Then the USIS did our bookings, so to speak, and got us booked into colleges. Then we would give our little presentation and then talk about—and we’d go to coffeehouses and students, and we stayed in student hostels. So that was a wood bed with a wood pillow.
COLLINGS
Talk about a firm mattress.
DONOGHUE
A firm mattress. But that’s what they used. It was amazing. Then we came together in Bangalore and had kind of a sharing time, and then we went north to Calcutta, and we were in Calcutta for a month and wanted to do a work project. The other team had done a work project, and so we wanted to do. There’s a good description of this work project, but it was a schoolhouse in a refugee camp, and that was when Muslims were going to East Pakistan, Hindus were coming in, and the camp was a combination, which was absolutely incredible. So finally we started out, and then we got students to volunteer with us and we finally got some of the villagers to come. It was really quite exciting. So the mud floor, bamboo siding, and a tin roof, corrugated iron. The 1954 Southern Campus, the annual, was dedicated to Project India, and the pictures of that building of the schoolhouse are in the front of the book.

▶ [Saved entries]:

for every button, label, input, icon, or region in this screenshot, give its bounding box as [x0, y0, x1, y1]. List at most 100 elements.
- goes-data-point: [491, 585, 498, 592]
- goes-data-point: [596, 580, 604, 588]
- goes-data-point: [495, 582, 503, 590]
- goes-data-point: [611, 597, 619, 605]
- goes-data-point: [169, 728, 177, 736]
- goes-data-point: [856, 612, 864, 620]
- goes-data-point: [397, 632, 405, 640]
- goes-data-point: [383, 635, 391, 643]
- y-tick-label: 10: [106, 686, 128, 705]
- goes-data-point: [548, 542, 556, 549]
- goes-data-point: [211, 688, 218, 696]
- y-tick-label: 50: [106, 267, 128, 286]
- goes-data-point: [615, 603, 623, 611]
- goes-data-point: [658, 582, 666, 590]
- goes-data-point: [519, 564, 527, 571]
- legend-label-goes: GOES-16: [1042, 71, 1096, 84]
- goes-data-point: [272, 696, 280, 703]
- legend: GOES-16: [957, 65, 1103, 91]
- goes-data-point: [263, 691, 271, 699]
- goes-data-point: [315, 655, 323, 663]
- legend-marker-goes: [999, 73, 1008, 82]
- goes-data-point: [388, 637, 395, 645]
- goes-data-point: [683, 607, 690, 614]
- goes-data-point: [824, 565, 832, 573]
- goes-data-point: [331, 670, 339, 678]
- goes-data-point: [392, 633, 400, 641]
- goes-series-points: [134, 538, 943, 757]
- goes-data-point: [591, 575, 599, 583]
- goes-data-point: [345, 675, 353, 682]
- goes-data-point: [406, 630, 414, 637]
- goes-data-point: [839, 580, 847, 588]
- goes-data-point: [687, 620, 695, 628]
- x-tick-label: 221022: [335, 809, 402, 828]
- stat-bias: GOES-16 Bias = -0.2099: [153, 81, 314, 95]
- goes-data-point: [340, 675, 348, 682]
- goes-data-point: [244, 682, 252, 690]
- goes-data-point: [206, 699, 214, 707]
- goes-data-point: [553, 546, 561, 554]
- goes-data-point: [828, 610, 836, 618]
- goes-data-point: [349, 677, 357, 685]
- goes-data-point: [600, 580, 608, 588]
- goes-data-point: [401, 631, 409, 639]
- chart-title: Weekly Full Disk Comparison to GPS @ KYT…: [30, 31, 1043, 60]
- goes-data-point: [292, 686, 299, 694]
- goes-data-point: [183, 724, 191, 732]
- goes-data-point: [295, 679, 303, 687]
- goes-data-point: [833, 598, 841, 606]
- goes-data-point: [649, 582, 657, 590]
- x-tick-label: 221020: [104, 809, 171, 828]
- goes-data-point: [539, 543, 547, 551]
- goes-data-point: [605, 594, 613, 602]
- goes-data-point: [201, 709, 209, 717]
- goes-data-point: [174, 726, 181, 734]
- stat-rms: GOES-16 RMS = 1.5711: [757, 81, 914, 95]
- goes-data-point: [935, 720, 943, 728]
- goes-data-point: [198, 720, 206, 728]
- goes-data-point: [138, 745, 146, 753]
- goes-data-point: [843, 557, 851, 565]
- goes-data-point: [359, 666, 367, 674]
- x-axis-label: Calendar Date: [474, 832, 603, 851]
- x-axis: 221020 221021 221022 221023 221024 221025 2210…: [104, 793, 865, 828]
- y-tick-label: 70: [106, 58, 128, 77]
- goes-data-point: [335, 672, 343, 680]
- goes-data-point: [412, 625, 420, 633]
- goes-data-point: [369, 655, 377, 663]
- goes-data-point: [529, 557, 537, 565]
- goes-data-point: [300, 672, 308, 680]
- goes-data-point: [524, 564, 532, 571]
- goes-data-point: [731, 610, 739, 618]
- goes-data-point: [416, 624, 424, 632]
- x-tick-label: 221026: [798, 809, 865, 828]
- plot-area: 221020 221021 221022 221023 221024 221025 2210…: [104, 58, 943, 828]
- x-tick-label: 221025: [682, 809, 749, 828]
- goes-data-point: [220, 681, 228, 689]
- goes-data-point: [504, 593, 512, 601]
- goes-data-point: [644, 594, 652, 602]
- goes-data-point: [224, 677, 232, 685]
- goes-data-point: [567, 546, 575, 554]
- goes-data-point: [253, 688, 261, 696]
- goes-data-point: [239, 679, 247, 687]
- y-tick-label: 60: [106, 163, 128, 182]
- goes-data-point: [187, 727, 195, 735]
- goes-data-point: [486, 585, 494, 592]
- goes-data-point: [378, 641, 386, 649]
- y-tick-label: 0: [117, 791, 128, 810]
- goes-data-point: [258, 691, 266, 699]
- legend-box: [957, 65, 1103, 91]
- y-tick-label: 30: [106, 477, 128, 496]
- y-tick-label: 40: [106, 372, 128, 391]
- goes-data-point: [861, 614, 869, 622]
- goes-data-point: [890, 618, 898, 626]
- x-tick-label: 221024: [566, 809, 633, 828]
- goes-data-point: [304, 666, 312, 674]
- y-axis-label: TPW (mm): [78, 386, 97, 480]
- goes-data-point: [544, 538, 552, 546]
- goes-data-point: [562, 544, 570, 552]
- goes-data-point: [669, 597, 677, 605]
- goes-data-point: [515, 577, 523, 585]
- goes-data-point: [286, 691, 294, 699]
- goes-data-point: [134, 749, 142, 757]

▶ [EXERCISE AIM]: Write the next part of the Project India interview transcript, starting right after its final sentence.

▶ [EXERCISE OUTPUT]:
COLLINGS
Oh, wonderful.
DONOGHUE
So I have a copy of it and I could show it to you.
COLLINGS
Yes, I’d love to see that.
DONOGHUE
But just because I don’t know where you’d come up with one otherwise. It was just [unclear].
COLLINGS
What were your lasting impressions of India, of that trip?
DONOGHUE
The poverty. The poverty. And six years after independence, so that was just really such a critical time. Just to see it, it’s rural. We were in cities, and the cities, the slums, they were there. People lived on the streets. They used to chew betel nut for kind of a pain killer, and they would spit on the street. It was red. I thought it was blood, and I thought, “What is this?” Just to see the stains. But people lived on the street. They used to take cow dung and make little patties and dry it out and burn it. That was their fuel. That’s what they cooked on, just on the street.
COLLINGS
That must have been quite a shock to you.
DONOGHUE
Just to know people lived like that and then to meet students in upper-income schools. The British set up the education system, so everybody in the colleges spoke English, which was a godsend. They were in school while we were on vacation, because that was just the way it works. So we were able to talk. At the time, the three major questions were the Rosenberg trial and the execution of them, the Bikini Atoll atom bomb tests, and the Brown decision in terms of—
COLLINGS
Brown versus Board of Education.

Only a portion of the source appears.